## Exercise directions
Leave out the pictures and transcribe the rest of the records exactly.

╔══

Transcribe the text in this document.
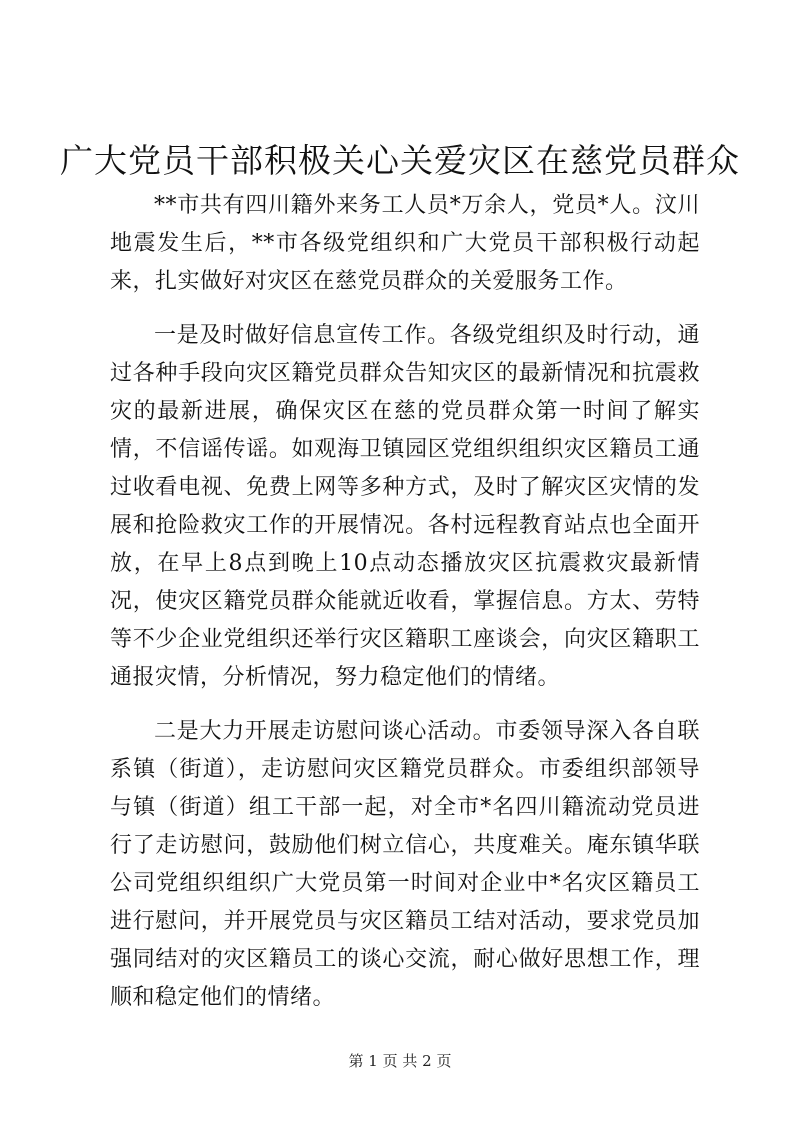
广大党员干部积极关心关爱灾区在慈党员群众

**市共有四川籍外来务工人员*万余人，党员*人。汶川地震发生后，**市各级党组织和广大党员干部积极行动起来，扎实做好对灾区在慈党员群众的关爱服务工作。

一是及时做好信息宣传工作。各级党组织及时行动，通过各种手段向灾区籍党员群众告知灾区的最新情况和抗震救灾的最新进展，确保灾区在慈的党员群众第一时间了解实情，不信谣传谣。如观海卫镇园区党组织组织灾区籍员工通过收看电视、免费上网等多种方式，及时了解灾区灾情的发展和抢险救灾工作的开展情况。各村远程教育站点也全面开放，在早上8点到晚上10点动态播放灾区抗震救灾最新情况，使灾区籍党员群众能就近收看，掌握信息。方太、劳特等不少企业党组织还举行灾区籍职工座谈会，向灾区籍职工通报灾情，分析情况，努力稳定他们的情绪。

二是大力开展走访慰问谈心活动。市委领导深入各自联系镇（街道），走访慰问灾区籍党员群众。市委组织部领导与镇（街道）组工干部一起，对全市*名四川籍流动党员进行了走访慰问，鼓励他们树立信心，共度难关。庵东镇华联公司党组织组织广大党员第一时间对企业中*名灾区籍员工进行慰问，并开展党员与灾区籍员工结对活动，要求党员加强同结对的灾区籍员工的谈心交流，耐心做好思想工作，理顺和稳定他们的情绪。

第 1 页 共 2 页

╚══

## Reply to the task
Transcribe the text in this document.
广大党员干部积极关心关爱灾区在慈党员群众

**市共有四川籍外来务工人员*万余人，党员*人。汶川地震发生后，**市各级党组织和广大党员干部积极行动起来，扎实做好对灾区在慈党员群众的关爱服务工作。

一是及时做好信息宣传工作。各级党组织及时行动，通过各种手段向灾区籍党员群众告知灾区的最新情况和抗震救灾的最新进展，确保灾区在慈的党员群众第一时间了解实情，不信谣传谣。如观海卫镇园区党组织组织灾区籍员工通过收看电视、免费上网等多种方式，及时了解灾区灾情的发展和抢险救灾工作的开展情况。各村远程教育站点也全面开放，在早上8点到晚上10点动态播放灾区抗震救灾最新情况，使灾区籍党员群众能就近收看，掌握信息。方太、劳特等不少企业党组织还举行灾区籍职工座谈会，向灾区籍职工通报灾情，分析情况，努力稳定他们的情绪。

二是大力开展走访慰问谈心活动。市委领导深入各自联系镇（街道），走访慰问灾区籍党员群众。市委组织部领导与镇（街道）组工干部一起，对全市*名四川籍流动党员进行了走访慰问，鼓励他们树立信心，共度难关。庵东镇华联公司党组织组织广大党员第一时间对企业中*名灾区籍员工进行慰问，并开展党员与灾区籍员工结对活动，要求党员加强同结对的灾区籍员工的谈心交流，耐心做好思想工作，理顺和稳定他们的情绪。

第 1 页 共 2 页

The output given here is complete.